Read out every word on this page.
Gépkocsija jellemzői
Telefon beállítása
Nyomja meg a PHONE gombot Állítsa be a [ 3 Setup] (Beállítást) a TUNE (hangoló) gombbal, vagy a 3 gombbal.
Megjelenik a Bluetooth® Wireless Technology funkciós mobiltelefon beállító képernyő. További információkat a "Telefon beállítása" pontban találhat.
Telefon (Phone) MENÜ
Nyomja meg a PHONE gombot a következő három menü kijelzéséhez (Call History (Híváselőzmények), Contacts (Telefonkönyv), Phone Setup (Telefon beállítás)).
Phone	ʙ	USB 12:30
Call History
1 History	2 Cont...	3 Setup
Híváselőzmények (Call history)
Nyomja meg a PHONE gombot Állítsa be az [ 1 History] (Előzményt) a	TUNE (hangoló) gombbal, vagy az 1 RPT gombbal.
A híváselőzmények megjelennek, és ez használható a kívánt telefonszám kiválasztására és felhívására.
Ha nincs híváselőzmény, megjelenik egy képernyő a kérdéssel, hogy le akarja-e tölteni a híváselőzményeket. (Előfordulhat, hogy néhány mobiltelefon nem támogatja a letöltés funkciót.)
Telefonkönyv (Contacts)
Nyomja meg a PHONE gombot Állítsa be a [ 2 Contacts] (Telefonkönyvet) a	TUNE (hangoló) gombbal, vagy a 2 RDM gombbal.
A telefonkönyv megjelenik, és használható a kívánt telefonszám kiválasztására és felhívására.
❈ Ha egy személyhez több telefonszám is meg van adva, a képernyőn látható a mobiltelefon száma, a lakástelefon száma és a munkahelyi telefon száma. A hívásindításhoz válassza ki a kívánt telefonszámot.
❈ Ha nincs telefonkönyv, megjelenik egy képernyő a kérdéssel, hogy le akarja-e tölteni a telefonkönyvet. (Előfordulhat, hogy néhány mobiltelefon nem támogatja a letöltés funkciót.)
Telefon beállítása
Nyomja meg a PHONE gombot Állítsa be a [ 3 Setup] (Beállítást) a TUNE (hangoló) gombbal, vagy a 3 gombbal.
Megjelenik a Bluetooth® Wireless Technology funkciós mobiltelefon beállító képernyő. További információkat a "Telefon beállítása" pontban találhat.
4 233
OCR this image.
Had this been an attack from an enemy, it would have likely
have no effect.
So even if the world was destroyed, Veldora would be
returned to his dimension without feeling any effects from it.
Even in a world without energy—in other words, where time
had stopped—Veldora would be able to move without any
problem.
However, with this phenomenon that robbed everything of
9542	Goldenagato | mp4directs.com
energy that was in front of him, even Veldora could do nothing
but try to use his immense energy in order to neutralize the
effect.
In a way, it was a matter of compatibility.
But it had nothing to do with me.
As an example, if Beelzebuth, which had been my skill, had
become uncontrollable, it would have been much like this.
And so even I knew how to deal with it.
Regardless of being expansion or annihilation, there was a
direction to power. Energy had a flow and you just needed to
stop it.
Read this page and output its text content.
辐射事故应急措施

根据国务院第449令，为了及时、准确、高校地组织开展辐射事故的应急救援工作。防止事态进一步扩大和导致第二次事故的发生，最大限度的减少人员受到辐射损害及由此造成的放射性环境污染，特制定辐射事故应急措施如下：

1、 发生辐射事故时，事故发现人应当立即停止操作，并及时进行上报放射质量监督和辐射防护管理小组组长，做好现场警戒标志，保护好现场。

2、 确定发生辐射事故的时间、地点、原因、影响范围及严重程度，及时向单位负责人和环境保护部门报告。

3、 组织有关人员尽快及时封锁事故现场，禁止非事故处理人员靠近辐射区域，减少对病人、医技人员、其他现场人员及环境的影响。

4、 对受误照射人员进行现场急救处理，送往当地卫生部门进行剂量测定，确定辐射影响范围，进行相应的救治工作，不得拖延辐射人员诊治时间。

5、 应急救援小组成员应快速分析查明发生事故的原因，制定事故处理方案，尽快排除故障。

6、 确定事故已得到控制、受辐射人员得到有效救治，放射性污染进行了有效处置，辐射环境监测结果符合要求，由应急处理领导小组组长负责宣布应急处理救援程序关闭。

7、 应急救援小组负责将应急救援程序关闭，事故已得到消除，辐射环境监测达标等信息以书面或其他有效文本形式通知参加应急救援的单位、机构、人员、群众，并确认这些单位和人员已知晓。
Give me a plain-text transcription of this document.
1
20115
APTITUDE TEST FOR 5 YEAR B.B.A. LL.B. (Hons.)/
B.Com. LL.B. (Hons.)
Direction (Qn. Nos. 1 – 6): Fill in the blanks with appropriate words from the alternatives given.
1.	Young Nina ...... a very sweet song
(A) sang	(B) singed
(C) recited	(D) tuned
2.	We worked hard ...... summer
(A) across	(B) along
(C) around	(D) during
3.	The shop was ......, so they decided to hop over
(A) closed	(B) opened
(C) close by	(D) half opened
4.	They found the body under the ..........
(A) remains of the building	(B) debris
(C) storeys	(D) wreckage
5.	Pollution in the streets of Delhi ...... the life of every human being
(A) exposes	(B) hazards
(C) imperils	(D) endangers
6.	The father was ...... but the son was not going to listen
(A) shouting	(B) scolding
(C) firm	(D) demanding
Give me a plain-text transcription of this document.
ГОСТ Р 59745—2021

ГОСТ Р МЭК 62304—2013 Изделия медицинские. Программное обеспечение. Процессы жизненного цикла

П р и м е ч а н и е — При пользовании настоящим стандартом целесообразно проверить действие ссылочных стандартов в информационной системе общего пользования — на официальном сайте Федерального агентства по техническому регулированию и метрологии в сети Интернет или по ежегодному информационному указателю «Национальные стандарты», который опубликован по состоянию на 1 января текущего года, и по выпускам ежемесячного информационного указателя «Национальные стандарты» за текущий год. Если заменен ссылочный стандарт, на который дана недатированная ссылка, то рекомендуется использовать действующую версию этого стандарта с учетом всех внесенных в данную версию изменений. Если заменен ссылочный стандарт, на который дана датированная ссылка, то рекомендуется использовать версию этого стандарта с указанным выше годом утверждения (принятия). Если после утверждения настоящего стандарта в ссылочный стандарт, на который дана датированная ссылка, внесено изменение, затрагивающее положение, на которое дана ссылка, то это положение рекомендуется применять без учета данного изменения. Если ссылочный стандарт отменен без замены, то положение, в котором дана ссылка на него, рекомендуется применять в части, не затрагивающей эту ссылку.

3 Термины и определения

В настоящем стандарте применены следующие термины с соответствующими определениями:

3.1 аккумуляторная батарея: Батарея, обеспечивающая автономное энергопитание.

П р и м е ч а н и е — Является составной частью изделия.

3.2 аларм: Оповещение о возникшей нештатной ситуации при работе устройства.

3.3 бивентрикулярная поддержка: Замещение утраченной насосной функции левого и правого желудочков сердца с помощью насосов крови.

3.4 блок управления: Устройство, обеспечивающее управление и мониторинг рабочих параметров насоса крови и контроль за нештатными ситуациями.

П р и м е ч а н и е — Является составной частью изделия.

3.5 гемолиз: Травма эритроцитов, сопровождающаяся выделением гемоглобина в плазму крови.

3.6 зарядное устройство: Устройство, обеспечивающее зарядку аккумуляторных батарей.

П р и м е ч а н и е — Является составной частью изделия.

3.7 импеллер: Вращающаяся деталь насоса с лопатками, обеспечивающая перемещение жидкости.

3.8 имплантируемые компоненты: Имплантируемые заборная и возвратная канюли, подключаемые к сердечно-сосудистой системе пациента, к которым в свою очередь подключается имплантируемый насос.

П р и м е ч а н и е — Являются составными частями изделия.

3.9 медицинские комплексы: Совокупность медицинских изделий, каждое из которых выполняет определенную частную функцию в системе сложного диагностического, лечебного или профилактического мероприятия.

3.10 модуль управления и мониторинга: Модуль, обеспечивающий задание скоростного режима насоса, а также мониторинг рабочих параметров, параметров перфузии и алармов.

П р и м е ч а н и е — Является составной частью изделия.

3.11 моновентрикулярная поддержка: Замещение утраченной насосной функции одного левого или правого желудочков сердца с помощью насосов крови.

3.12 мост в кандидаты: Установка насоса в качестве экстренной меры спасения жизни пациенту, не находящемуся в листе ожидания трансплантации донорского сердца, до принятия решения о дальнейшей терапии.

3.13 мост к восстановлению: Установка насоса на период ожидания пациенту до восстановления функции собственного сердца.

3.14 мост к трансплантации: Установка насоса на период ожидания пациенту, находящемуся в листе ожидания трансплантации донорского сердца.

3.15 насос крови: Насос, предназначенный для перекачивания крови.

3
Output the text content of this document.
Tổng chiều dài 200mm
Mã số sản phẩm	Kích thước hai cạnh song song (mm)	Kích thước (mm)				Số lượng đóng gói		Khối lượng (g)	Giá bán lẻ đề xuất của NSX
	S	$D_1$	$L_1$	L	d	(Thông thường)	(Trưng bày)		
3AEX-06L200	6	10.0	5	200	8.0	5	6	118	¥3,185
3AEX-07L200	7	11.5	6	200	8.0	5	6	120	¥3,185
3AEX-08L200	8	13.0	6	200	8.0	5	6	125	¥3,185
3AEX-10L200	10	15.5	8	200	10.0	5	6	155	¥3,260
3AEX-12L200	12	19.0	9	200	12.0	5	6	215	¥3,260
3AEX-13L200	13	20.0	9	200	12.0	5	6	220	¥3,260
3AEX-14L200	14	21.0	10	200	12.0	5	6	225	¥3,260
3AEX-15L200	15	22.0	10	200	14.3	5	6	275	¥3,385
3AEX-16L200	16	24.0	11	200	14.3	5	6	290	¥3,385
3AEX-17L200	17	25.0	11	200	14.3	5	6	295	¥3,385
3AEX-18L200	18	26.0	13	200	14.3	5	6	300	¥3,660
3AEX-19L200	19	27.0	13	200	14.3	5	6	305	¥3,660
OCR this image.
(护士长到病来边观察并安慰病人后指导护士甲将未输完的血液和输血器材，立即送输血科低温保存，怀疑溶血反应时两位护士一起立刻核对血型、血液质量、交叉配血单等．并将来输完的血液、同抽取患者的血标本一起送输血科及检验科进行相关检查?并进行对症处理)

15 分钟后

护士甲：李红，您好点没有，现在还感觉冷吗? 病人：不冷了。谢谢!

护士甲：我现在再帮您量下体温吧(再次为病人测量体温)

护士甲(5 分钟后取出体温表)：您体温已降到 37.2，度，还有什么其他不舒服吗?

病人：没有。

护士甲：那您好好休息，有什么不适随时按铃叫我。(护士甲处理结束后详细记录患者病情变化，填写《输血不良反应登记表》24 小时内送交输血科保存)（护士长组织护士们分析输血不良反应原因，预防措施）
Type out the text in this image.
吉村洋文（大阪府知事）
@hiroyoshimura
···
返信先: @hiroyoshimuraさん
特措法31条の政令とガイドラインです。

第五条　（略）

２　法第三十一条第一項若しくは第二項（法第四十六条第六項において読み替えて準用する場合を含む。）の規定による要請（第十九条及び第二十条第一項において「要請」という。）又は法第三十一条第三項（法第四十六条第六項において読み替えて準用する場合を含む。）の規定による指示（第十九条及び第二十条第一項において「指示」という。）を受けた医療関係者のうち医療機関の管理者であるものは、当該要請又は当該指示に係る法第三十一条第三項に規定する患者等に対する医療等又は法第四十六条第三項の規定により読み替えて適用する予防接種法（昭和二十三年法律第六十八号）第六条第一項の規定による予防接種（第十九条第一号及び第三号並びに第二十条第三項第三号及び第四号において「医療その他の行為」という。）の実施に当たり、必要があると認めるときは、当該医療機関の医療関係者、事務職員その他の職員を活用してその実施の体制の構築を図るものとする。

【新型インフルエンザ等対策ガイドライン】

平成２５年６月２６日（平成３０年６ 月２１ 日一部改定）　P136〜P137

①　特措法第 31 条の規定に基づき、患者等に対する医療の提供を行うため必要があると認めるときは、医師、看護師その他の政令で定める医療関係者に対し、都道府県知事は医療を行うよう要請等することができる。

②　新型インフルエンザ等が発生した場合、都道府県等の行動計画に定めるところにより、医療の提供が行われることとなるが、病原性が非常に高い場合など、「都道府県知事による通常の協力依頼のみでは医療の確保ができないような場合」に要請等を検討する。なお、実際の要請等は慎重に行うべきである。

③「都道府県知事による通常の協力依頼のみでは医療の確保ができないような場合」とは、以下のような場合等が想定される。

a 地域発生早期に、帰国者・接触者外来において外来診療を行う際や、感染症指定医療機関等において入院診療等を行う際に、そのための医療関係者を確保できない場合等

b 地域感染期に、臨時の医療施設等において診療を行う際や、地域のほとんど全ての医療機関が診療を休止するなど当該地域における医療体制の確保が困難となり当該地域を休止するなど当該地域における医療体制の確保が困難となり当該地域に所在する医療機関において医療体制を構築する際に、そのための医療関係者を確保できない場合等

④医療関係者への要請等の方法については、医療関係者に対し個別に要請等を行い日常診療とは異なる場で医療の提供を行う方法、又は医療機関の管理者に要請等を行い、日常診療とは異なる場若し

What the task asks: Report each line in the data that holds the word "felhívására".

Written solution:
A híváselőzmények megjelennek, és ez használható a kívánt telefonszám kiválasztására és felhívására.
A telefonkönyv megjelenik, és használható a kívánt telefonszám kiválasztására és felhívására.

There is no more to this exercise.